### Stated problem:
Scan the lines and state how many carry "please". Leave out everything but the number.

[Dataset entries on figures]
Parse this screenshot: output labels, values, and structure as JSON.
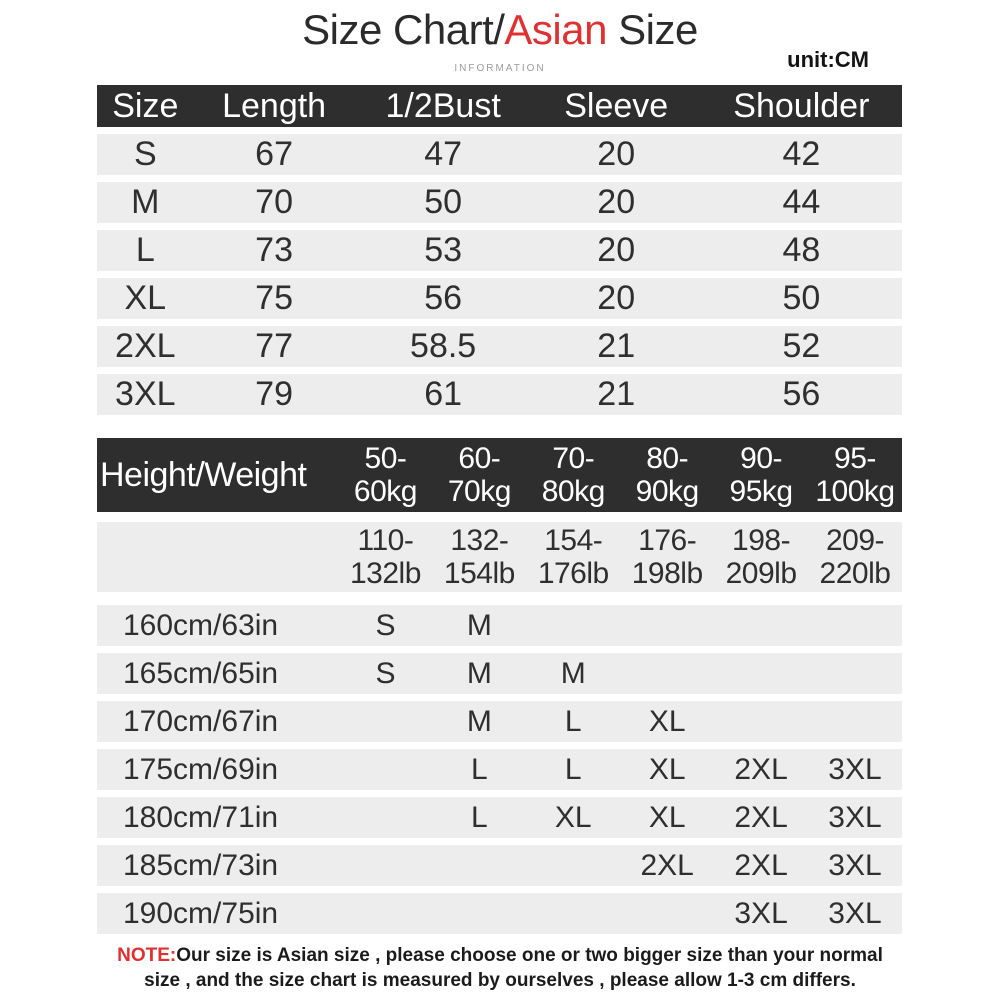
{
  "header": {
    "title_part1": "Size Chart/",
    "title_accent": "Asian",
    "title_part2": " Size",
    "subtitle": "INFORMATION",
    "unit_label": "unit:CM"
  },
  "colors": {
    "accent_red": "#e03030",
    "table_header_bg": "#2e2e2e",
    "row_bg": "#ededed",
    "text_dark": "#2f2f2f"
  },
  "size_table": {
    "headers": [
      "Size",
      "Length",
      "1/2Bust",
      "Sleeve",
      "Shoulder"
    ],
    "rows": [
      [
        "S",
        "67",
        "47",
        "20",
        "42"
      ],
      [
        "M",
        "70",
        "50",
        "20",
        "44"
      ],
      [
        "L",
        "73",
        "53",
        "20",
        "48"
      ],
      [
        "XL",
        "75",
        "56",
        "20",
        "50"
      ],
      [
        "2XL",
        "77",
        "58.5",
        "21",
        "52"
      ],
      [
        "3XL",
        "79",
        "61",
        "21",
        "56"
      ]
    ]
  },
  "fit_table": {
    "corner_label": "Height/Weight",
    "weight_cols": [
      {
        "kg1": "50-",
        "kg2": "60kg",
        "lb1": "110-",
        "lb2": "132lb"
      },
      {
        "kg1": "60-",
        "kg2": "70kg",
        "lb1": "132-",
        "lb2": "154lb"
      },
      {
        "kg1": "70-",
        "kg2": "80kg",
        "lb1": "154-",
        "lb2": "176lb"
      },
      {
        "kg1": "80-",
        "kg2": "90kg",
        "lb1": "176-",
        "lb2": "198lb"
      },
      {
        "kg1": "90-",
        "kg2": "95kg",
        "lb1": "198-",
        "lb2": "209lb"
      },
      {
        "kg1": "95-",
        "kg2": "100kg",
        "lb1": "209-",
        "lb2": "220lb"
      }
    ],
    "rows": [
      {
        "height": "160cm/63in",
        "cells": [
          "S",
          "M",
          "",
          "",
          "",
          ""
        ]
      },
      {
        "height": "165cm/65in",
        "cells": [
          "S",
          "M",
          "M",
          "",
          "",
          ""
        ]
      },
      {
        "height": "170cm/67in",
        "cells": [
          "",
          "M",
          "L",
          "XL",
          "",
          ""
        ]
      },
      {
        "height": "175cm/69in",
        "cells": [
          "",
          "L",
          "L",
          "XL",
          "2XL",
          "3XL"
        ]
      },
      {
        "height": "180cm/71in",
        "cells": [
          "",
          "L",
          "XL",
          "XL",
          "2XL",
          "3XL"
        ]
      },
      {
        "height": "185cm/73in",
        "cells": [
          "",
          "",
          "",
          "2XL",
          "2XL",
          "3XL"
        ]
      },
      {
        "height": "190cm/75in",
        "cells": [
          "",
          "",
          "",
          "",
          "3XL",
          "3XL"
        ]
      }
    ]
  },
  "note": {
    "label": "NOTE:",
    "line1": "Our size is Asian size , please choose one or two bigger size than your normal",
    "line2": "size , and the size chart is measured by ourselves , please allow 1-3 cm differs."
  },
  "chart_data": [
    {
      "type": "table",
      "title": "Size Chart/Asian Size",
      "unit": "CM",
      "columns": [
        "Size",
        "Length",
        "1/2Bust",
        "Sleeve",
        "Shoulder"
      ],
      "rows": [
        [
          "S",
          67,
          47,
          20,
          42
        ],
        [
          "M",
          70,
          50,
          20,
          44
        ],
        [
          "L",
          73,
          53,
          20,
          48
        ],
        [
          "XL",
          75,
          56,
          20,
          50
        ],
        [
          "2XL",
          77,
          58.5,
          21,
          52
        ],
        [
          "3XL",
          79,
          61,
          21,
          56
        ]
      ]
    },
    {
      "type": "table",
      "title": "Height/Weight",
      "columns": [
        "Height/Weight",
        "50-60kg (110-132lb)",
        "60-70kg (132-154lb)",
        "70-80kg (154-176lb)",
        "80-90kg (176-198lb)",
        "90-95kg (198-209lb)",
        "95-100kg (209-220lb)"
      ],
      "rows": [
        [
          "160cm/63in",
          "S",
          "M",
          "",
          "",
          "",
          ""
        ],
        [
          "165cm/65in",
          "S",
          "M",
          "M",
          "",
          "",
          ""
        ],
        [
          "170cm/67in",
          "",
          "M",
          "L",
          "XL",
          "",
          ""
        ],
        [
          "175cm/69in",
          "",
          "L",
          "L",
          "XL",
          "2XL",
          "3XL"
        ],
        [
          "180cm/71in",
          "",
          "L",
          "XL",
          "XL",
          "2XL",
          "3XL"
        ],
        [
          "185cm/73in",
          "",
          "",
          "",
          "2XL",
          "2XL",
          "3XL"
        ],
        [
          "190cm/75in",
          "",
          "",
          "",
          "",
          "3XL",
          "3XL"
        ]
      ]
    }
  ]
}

### Solved problem:
2